**ITEMS:**

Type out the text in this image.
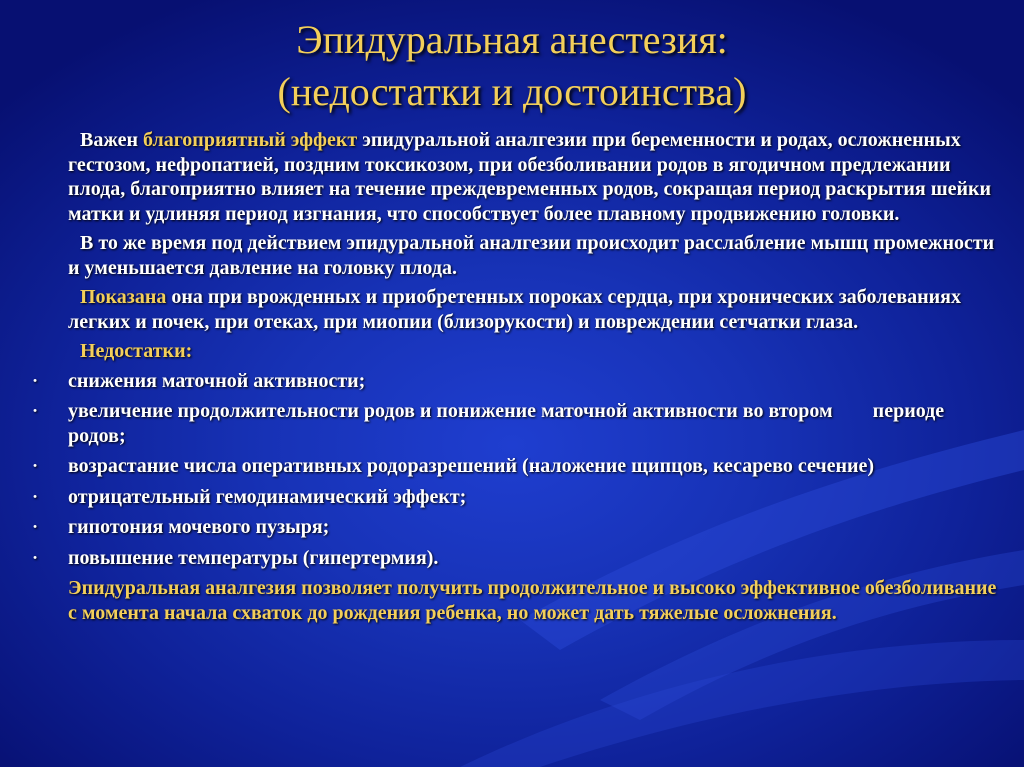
Эпидуральная анестезия:
(недостатки и достоинства)
Важен благоприятный эффект эпидуральной аналгезии при беременности и родах, осложненных гестозом, нефропатией, поздним токсикозом, при обезболивании родов в ягодичном предлежании плода, благоприятно влияет на течение преждевременных родов, сокращая период раскрытия шейки матки и удлиняя период изгнания, что способствует более плавному продвижению головки.
В то же время под действием эпидуральной аналгезии происходит расслабление мышц промежности и уменьшается давление на головку плода.
Показана она при врожденных и приобретенных пороках сердца, при хронических заболеваниях легких и почек, при отеках, при миопии (близорукости) и повреждении сетчатки глаза.
Недостатки:
• снижения маточной активности;
• увеличение продолжительности родов и понижение маточной активности во втором периоде родов;
• возрастание числа оперативных родоразрешений (наложение щипцов, кесарево сечение)
• отрицательный гемодинамический эффект;
• гипотония мочевого пузыря;
• повышение температуры (гипертермия).
Эпидуральная аналгезия позволяет получить продолжительное и высоко эффективное обезболивание с момента начала схваток до рождения ребенка, но может дать тяжелые осложнения.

**WHAT THIS TASK INVOLVES:**
Reproduce the entries above exactly. Do not include the images.

**TASK ANSWER:**
Type out the text in this image.
Эпидуральная анестезия:
(недостатки и достоинства)
Важен благоприятный эффект эпидуральной аналгезии при беременности и родах, осложненных гестозом, нефропатией, поздним токсикозом, при обезболивании родов в ягодичном предлежании плода, благоприятно влияет на течение преждевременных родов, сокращая период раскрытия шейки матки и удлиняя период изгнания, что способствует более плавному продвижению головки.
В то же время под действием эпидуральной аналгезии происходит расслабление мышц промежности и уменьшается давление на головку плода.
Показана она при врожденных и приобретенных пороках сердца, при хронических заболеваниях легких и почек, при отеках, при миопии (близорукости) и повреждении сетчатки глаза.
Недостатки:
• снижения маточной активности;
• увеличение продолжительности родов и понижение маточной активности во втором периоде родов;
• возрастание числа оперативных родоразрешений (наложение щипцов, кесарево сечение)
• отрицательный гемодинамический эффект;
• гипотония мочевого пузыря;
• повышение температуры (гипертермия).
Эпидуральная аналгезия позволяет получить продолжительное и высоко эффективное обезболивание с момента начала схваток до рождения ребенка, но может дать тяжелые осложнения.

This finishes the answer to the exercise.